Render the items as a Markdown table with the columns Row and Line, starting with the first line and continuing through the line containing "148, 98, 159]". Number each line in the Row column and omit any blank lines.

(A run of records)
**********

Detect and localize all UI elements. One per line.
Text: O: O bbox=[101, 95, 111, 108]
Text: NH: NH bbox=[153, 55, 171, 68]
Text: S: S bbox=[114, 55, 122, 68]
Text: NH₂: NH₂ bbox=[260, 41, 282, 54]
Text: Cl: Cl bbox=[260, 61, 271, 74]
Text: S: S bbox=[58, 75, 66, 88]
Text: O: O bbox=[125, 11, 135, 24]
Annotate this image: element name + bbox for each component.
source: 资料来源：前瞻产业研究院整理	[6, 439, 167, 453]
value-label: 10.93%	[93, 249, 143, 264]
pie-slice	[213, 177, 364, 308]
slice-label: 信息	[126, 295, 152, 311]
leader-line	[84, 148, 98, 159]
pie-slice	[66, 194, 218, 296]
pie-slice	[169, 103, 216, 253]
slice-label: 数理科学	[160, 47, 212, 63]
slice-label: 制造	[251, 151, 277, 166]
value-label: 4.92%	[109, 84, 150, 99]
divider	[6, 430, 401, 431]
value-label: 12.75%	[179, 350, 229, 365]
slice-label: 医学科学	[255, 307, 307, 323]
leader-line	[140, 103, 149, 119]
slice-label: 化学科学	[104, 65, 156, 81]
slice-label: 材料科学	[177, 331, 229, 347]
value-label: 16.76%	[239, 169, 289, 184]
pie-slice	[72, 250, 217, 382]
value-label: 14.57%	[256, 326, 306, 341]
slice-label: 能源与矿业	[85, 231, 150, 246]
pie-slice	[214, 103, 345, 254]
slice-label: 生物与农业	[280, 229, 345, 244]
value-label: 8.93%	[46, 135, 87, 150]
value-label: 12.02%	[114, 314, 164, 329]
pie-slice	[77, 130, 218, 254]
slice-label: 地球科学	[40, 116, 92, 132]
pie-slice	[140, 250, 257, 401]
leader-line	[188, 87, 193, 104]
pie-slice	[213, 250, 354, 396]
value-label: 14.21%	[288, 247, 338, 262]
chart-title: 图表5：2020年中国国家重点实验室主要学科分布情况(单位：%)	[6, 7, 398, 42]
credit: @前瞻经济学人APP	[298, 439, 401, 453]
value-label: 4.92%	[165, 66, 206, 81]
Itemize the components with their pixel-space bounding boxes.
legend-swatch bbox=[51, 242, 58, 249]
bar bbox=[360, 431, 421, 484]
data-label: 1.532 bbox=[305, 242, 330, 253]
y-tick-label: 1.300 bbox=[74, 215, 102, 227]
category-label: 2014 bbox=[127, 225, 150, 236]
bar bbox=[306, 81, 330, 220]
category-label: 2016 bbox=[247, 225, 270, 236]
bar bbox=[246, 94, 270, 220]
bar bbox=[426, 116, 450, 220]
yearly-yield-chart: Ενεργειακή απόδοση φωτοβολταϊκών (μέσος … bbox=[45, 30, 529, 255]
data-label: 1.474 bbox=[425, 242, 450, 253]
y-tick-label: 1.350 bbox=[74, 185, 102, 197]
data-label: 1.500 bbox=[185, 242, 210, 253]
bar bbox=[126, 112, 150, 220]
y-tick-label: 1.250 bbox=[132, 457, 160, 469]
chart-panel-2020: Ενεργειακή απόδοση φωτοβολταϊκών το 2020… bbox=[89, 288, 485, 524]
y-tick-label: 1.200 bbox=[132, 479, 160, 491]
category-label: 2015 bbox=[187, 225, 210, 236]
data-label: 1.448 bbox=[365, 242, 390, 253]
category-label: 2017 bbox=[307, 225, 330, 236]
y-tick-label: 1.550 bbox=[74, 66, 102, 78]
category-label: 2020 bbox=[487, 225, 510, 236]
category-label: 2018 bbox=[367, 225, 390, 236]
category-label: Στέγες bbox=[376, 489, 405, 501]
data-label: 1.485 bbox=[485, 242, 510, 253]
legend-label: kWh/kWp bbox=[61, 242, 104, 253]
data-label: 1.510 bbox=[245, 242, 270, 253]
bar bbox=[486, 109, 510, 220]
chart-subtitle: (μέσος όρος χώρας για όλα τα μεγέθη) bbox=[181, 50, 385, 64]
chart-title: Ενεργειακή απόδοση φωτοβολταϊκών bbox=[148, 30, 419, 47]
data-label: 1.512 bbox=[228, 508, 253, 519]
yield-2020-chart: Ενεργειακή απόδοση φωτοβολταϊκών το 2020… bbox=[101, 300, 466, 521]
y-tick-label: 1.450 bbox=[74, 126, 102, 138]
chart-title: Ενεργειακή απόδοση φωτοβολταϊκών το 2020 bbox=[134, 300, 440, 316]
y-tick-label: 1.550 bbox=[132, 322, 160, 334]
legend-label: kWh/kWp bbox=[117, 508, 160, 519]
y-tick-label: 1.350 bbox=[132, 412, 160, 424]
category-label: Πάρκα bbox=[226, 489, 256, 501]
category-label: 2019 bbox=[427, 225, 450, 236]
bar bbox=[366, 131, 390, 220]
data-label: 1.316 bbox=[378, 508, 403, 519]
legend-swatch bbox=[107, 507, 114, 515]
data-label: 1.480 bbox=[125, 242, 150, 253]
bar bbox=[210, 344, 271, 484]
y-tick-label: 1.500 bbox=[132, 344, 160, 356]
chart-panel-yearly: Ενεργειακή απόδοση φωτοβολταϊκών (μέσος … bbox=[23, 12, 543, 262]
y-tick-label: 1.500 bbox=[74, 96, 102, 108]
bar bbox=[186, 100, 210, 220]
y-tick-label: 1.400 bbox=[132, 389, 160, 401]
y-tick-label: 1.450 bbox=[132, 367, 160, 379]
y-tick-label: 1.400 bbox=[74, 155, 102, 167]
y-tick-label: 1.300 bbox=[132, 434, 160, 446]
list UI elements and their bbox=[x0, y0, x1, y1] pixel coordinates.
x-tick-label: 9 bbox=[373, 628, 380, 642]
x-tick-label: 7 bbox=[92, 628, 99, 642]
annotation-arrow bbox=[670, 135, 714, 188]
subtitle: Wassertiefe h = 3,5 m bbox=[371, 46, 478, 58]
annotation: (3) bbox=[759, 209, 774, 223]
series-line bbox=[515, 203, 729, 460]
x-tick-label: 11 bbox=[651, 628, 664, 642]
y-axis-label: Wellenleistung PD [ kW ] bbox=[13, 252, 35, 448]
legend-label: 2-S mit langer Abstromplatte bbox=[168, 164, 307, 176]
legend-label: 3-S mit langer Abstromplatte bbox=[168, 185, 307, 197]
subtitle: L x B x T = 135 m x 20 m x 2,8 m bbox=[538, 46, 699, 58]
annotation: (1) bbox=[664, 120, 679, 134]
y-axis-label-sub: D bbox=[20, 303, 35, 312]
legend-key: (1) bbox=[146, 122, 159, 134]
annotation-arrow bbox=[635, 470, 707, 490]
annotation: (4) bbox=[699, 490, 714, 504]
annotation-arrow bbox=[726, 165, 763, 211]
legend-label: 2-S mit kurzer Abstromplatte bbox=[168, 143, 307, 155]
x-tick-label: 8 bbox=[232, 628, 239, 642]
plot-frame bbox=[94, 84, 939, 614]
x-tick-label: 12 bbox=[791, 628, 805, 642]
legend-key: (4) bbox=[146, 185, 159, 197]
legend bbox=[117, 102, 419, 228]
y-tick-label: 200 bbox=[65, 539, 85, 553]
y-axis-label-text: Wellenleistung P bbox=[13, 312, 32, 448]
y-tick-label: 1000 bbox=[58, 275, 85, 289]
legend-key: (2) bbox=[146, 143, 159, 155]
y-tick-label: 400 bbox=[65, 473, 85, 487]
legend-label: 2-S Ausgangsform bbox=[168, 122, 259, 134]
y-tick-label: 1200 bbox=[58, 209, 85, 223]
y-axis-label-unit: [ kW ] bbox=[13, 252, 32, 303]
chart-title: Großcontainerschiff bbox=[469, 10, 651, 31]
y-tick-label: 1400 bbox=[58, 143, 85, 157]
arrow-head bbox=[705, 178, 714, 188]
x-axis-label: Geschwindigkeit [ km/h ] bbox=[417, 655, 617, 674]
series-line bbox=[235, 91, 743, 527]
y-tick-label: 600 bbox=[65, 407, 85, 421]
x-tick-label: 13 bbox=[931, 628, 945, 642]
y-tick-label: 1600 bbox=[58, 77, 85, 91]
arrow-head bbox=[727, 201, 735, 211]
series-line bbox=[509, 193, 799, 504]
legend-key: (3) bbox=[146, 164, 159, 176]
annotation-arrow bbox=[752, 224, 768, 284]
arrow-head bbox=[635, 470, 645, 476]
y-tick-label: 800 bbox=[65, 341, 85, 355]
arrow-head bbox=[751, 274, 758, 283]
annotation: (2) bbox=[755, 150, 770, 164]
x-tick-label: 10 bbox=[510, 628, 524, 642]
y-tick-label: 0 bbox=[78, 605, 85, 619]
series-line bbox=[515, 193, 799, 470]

**********

> _Solution to this task_
| Row | Line |
|---|---|
| 1 | Detect and localize all UI elements. One per line. |
| 2 | Text: O: O bbox=[101, 95, 111, 108] |
| 3 | Text: NH: NH bbox=[153, 55, 171, 68] |
| 4 | Text: S: S bbox=[114, 55, 122, 68] |
| 5 | Text: NH₂: NH₂ bbox=[260, 41, 282, 54] |
| 6 | Text: Cl: Cl bbox=[260, 61, 271, 74] |
| 7 | Text: S: S bbox=[58, 75, 66, 88] |
| 8 | Text: O: O bbox=[125, 11, 135, 24] |
| 9 | Annotate this image: element name + bbox for each component. |
| 10 | source: 资料来源：前瞻产业研究院整理	[6, 439, 167, 453] |
| 11 | value-label: 10.93%	[93, 249, 143, 264] |
| 12 | pie-slice	[213, 177, 364, 308] |
| 13 | slice-label: 信息	[126, 295, 152, 311] |
| 14 | leader-line	[84, 148, 98, 159] |